>> BEGIN Material shown

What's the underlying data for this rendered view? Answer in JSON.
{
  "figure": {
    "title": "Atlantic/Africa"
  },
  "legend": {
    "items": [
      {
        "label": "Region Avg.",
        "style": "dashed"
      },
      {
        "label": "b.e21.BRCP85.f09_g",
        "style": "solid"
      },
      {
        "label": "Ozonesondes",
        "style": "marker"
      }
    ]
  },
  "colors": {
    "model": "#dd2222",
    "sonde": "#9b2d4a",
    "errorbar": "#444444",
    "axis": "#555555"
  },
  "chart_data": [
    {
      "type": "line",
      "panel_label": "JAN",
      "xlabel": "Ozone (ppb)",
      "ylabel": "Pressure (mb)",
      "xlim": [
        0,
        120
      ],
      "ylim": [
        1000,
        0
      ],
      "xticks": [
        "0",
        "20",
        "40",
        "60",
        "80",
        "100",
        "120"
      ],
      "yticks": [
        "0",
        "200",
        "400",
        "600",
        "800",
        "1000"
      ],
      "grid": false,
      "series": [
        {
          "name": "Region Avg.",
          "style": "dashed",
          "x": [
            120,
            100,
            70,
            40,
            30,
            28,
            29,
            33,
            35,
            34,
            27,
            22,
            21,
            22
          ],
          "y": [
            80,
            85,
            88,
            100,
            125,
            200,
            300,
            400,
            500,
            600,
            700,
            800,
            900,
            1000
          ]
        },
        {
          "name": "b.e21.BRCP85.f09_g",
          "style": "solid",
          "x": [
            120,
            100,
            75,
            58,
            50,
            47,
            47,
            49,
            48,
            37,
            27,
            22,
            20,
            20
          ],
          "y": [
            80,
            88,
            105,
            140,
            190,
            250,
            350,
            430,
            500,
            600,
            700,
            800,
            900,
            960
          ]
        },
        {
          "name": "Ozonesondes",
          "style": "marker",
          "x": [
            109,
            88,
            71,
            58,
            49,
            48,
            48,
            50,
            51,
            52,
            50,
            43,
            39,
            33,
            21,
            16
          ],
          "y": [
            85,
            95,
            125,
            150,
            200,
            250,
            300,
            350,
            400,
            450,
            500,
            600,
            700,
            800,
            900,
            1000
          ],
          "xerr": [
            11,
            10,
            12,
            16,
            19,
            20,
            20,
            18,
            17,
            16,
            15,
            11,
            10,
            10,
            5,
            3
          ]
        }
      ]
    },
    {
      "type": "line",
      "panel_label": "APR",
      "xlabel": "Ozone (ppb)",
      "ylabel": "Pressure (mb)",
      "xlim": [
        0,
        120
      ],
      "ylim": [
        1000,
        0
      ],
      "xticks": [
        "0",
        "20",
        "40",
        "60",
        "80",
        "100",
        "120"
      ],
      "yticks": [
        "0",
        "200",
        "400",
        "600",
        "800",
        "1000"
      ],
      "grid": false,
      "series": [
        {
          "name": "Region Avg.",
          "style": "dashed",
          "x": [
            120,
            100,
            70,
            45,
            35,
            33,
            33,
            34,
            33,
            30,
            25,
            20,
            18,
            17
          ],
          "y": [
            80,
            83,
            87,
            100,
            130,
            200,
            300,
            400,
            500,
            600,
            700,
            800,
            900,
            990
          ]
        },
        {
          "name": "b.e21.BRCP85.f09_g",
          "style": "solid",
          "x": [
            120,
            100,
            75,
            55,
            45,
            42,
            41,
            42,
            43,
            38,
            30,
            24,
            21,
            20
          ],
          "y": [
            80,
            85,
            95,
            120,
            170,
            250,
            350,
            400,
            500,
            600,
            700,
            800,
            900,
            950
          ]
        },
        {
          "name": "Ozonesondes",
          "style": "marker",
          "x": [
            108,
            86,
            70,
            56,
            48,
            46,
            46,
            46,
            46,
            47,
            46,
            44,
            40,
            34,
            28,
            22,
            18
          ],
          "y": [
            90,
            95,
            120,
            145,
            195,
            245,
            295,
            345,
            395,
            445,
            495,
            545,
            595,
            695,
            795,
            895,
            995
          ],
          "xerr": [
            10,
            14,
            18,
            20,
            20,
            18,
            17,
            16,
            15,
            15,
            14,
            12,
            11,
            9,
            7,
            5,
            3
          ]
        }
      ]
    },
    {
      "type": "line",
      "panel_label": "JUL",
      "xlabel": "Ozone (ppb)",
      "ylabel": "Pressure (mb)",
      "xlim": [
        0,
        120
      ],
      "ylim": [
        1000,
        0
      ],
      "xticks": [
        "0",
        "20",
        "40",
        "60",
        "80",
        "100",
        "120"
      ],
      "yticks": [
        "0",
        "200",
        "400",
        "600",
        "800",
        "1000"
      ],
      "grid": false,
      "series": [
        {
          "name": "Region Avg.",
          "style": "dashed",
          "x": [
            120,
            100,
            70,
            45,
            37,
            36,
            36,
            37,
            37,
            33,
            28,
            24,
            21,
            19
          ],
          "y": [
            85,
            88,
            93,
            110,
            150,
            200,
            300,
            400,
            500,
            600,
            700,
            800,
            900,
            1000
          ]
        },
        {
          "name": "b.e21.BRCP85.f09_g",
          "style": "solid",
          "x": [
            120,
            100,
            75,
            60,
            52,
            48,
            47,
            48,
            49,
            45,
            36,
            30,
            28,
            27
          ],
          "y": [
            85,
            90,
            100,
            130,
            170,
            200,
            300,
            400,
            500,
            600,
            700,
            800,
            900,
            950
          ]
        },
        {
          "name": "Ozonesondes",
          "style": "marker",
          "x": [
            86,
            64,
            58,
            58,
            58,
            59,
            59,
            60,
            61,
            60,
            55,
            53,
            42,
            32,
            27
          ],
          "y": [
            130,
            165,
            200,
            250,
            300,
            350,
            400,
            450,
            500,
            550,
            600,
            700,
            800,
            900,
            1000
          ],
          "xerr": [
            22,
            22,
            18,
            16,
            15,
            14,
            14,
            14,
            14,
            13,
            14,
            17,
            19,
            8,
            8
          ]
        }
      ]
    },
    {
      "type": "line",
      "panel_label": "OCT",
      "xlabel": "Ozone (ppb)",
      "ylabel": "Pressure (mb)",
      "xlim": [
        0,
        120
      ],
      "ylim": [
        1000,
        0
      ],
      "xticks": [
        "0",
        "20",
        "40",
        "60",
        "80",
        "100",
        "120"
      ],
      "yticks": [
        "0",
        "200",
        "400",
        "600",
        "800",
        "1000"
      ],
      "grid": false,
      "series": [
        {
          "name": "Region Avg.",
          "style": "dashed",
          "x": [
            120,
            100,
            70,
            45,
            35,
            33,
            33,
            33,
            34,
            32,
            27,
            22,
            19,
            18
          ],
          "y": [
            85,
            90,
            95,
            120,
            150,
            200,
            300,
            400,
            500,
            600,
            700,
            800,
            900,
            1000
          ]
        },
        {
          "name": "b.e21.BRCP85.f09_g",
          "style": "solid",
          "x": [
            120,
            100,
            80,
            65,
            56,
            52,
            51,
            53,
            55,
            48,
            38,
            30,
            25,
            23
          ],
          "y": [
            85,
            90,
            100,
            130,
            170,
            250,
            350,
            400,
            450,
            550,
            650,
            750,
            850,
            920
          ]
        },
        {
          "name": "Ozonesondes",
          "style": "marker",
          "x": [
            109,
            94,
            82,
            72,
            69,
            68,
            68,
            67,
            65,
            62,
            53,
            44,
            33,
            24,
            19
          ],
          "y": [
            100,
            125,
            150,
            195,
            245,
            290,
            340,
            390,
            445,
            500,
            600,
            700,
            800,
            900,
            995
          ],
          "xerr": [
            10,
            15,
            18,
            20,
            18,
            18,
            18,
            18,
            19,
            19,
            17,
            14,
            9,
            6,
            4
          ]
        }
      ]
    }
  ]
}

>> END Material shown

> **Objective**:
Extract the full listing above without altering anything.

> **Answer to this task**:
What's the underlying data for this rendered view? Answer in JSON.
{
  "figure": {
    "title": "Atlantic/Africa"
  },
  "legend": {
    "items": [
      {
        "label": "Region Avg.",
        "style": "dashed"
      },
      {
        "label": "b.e21.BRCP85.f09_g",
        "style": "solid"
      },
      {
        "label": "Ozonesondes",
        "style": "marker"
      }
    ]
  },
  "colors": {
    "model": "#dd2222",
    "sonde": "#9b2d4a",
    "errorbar": "#444444",
    "axis": "#555555"
  },
  "chart_data": [
    {
      "type": "line",
      "panel_label": "JAN",
      "xlabel": "Ozone (ppb)",
      "ylabel": "Pressure (mb)",
      "xlim": [
        0,
        120
      ],
      "ylim": [
        1000,
        0
      ],
      "xticks": [
        "0",
        "20",
        "40",
        "60",
        "80",
        "100",
        "120"
      ],
      "yticks": [
        "0",
        "200",
        "400",
        "600",
        "800",
        "1000"
      ],
      "grid": false,
      "series": [
        {
          "name": "Region Avg.",
          "style": "dashed",
          "x": [
            120,
            100,
            70,
            40,
            30,
            28,
            29,
            33,
            35,
            34,
            27,
            22,
            21,
            22
          ],
          "y": [
            80,
            85,
            88,
            100,
            125,
            200,
            300,
            400,
            500,
            600,
            700,
            800,
            900,
            1000
          ]
        },
        {
          "name": "b.e21.BRCP85.f09_g",
          "style": "solid",
          "x": [
            120,
            100,
            75,
            58,
            50,
            47,
            47,
            49,
            48,
            37,
            27,
            22,
            20,
            20
          ],
          "y": [
            80,
            88,
            105,
            140,
            190,
            250,
            350,
            430,
            500,
            600,
            700,
            800,
            900,
            960
          ]
        },
        {
          "name": "Ozonesondes",
          "style": "marker",
          "x": [
            109,
            88,
            71,
            58,
            49,
            48,
            48,
            50,
            51,
            52,
            50,
            43,
            39,
            33,
            21,
            16
          ],
          "y": [
            85,
            95,
            125,
            150,
            200,
            250,
            300,
            350,
            400,
            450,
            500,
            600,
            700,
            800,
            900,
            1000
          ],
          "xerr": [
            11,
            10,
            12,
            16,
            19,
            20,
            20,
            18,
            17,
            16,
            15,
            11,
            10,
            10,
            5,
            3
          ]
        }
      ]
    },
    {
      "type": "line",
      "panel_label": "APR",
      "xlabel": "Ozone (ppb)",
      "ylabel": "Pressure (mb)",
      "xlim": [
        0,
        120
      ],
      "ylim": [
        1000,
        0
      ],
      "xticks": [
        "0",
        "20",
        "40",
        "60",
        "80",
        "100",
        "120"
      ],
      "yticks": [
        "0",
        "200",
        "400",
        "600",
        "800",
        "1000"
      ],
      "grid": false,
      "series": [
        {
          "name": "Region Avg.",
          "style": "dashed",
          "x": [
            120,
            100,
            70,
            45,
            35,
            33,
            33,
            34,
            33,
            30,
            25,
            20,
            18,
            17
          ],
          "y": [
            80,
            83,
            87,
            100,
            130,
            200,
            300,
            400,
            500,
            600,
            700,
            800,
            900,
            990
          ]
        },
        {
          "name": "b.e21.BRCP85.f09_g",
          "style": "solid",
          "x": [
            120,
            100,
            75,
            55,
            45,
            42,
            41,
            42,
            43,
            38,
            30,
            24,
            21,
            20
          ],
          "y": [
            80,
            85,
            95,
            120,
            170,
            250,
            350,
            400,
            500,
            600,
            700,
            800,
            900,
            950
          ]
        },
        {
          "name": "Ozonesondes",
          "style": "marker",
          "x": [
            108,
            86,
            70,
            56,
            48,
            46,
            46,
            46,
            46,
            47,
            46,
            44,
            40,
            34,
            28,
            22,
            18
          ],
          "y": [
            90,
            95,
            120,
            145,
            195,
            245,
            295,
            345,
            395,
            445,
            495,
            545,
            595,
            695,
            795,
            895,
            995
          ],
          "xerr": [
            10,
            14,
            18,
            20,
            20,
            18,
            17,
            16,
            15,
            15,
            14,
            12,
            11,
            9,
            7,
            5,
            3
          ]
        }
      ]
    },
    {
      "type": "line",
      "panel_label": "JUL",
      "xlabel": "Ozone (ppb)",
      "ylabel": "Pressure (mb)",
      "xlim": [
        0,
        120
      ],
      "ylim": [
        1000,
        0
      ],
      "xticks": [
        "0",
        "20",
        "40",
        "60",
        "80",
        "100",
        "120"
      ],
      "yticks": [
        "0",
        "200",
        "400",
        "600",
        "800",
        "1000"
      ],
      "grid": false,
      "series": [
        {
          "name": "Region Avg.",
          "style": "dashed",
          "x": [
            120,
            100,
            70,
            45,
            37,
            36,
            36,
            37,
            37,
            33,
            28,
            24,
            21,
            19
          ],
          "y": [
            85,
            88,
            93,
            110,
            150,
            200,
            300,
            400,
            500,
            600,
            700,
            800,
            900,
            1000
          ]
        },
        {
          "name": "b.e21.BRCP85.f09_g",
          "style": "solid",
          "x": [
            120,
            100,
            75,
            60,
            52,
            48,
            47,
            48,
            49,
            45,
            36,
            30,
            28,
            27
          ],
          "y": [
            85,
            90,
            100,
            130,
            170,
            200,
            300,
            400,
            500,
            600,
            700,
            800,
            900,
            950
          ]
        },
        {
          "name": "Ozonesondes",
          "style": "marker",
          "x": [
            86,
            64,
            58,
            58,
            58,
            59,
            59,
            60,
            61,
            60,
            55,
            53,
            42,
            32,
            27
          ],
          "y": [
            130,
            165,
            200,
            250,
            300,
            350,
            400,
            450,
            500,
            550,
            600,
            700,
            800,
            900,
            1000
          ],
          "xerr": [
            22,
            22,
            18,
            16,
            15,
            14,
            14,
            14,
            14,
            13,
            14,
            17,
            19,
            8,
            8
          ]
        }
      ]
    },
    {
      "type": "line",
      "panel_label": "OCT",
      "xlabel": "Ozone (ppb)",
      "ylabel": "Pressure (mb)",
      "xlim": [
        0,
        120
      ],
      "ylim": [
        1000,
        0
      ],
      "xticks": [
        "0",
        "20",
        "40",
        "60",
        "80",
        "100",
        "120"
      ],
      "yticks": [
        "0",
        "200",
        "400",
        "600",
        "800",
        "1000"
      ],
      "grid": false,
      "series": [
        {
          "name": "Region Avg.",
          "style": "dashed",
          "x": [
            120,
            100,
            70,
            45,
            35,
            33,
            33,
            33,
            34,
            32,
            27,
            22,
            19,
            18
          ],
          "y": [
            85,
            90,
            95,
            120,
            150,
            200,
            300,
            400,
            500,
            600,
            700,
            800,
            900,
            1000
          ]
        },
        {
          "name": "b.e21.BRCP85.f09_g",
          "style": "solid",
          "x": [
            120,
            100,
            80,
            65,
            56,
            52,
            51,
            53,
            55,
            48,
            38,
            30,
            25,
            23
          ],
          "y": [
            85,
            90,
            100,
            130,
            170,
            250,
            350,
            400,
            450,
            550,
            650,
            750,
            850,
            920
          ]
        },
        {
          "name": "Ozonesondes",
          "style": "marker",
          "x": [
            109,
            94,
            82,
            72,
            69,
            68,
            68,
            67,
            65,
            62,
            53,
            44,
            33,
            24,
            19
          ],
          "y": [
            100,
            125,
            150,
            195,
            245,
            290,
            340,
            390,
            445,
            500,
            600,
            700,
            800,
            900,
            995
          ],
          "xerr": [
            10,
            15,
            18,
            20,
            18,
            18,
            18,
            18,
            19,
            19,
            17,
            14,
            9,
            6,
            4
          ]
        }
      ]
    }
  ]
}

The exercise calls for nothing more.